┏━━

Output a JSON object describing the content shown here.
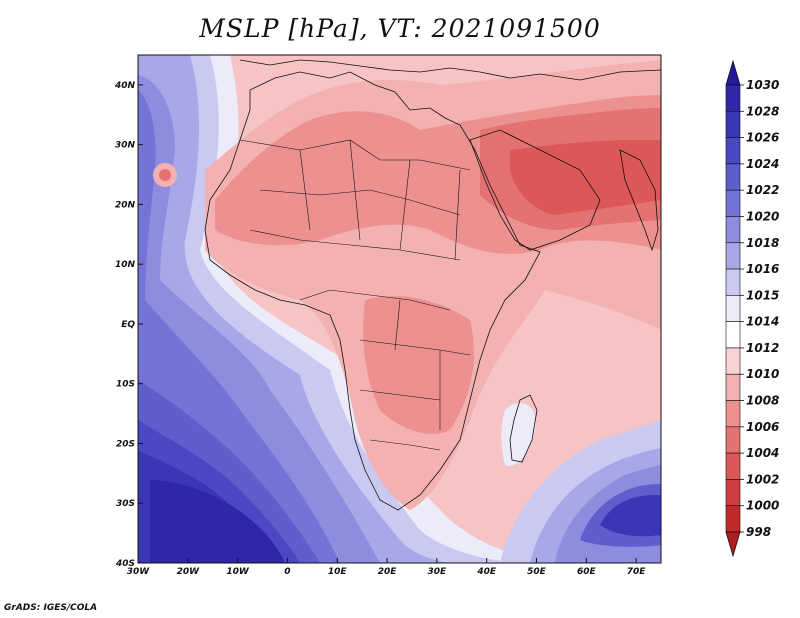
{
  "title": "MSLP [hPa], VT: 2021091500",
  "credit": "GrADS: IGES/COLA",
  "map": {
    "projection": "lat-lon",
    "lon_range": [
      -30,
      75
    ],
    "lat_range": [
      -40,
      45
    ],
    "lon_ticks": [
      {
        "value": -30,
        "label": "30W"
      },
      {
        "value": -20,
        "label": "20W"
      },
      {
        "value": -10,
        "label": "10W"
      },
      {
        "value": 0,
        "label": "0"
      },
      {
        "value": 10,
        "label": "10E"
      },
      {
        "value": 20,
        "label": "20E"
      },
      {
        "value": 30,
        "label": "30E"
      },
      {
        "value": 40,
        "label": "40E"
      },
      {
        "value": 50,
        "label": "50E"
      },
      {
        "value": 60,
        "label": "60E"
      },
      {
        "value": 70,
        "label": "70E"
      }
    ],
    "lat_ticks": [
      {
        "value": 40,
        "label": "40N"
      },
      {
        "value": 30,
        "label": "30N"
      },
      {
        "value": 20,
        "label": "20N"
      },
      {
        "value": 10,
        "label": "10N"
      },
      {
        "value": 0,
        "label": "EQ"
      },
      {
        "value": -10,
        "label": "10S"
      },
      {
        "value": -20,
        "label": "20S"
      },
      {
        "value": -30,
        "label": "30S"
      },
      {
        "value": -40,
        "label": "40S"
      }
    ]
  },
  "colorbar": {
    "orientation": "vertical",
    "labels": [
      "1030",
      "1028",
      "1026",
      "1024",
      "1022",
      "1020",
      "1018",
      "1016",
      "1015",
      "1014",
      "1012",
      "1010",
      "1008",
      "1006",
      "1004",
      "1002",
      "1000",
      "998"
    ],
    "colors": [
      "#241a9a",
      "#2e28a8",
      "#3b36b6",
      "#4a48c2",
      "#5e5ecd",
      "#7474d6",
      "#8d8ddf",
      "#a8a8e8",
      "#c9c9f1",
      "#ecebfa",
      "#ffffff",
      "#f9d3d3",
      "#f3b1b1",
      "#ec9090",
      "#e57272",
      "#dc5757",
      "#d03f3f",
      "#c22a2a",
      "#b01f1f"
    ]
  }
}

┗━━

◆ **Given task**: Give every line above again exactly, with no pictures.

◆ **Final answer**:
Output a JSON object describing the content shown here.
{
  "title": "MSLP [hPa], VT: 2021091500",
  "credit": "GrADS: IGES/COLA",
  "map": {
    "projection": "lat-lon",
    "lon_range": [
      -30,
      75
    ],
    "lat_range": [
      -40,
      45
    ],
    "lon_ticks": [
      {
        "value": -30,
        "label": "30W"
      },
      {
        "value": -20,
        "label": "20W"
      },
      {
        "value": -10,
        "label": "10W"
      },
      {
        "value": 0,
        "label": "0"
      },
      {
        "value": 10,
        "label": "10E"
      },
      {
        "value": 20,
        "label": "20E"
      },
      {
        "value": 30,
        "label": "30E"
      },
      {
        "value": 40,
        "label": "40E"
      },
      {
        "value": 50,
        "label": "50E"
      },
      {
        "value": 60,
        "label": "60E"
      },
      {
        "value": 70,
        "label": "70E"
      }
    ],
    "lat_ticks": [
      {
        "value": 40,
        "label": "40N"
      },
      {
        "value": 30,
        "label": "30N"
      },
      {
        "value": 20,
        "label": "20N"
      },
      {
        "value": 10,
        "label": "10N"
      },
      {
        "value": 0,
        "label": "EQ"
      },
      {
        "value": -10,
        "label": "10S"
      },
      {
        "value": -20,
        "label": "20S"
      },
      {
        "value": -30,
        "label": "30S"
      },
      {
        "value": -40,
        "label": "40S"
      }
    ]
  },
  "colorbar": {
    "orientation": "vertical",
    "labels": [
      "1030",
      "1028",
      "1026",
      "1024",
      "1022",
      "1020",
      "1018",
      "1016",
      "1015",
      "1014",
      "1012",
      "1010",
      "1008",
      "1006",
      "1004",
      "1002",
      "1000",
      "998"
    ],
    "colors": [
      "#241a9a",
      "#2e28a8",
      "#3b36b6",
      "#4a48c2",
      "#5e5ecd",
      "#7474d6",
      "#8d8ddf",
      "#a8a8e8",
      "#c9c9f1",
      "#ecebfa",
      "#ffffff",
      "#f9d3d3",
      "#f3b1b1",
      "#ec9090",
      "#e57272",
      "#dc5757",
      "#d03f3f",
      "#c22a2a",
      "#b01f1f"
    ]
  }
}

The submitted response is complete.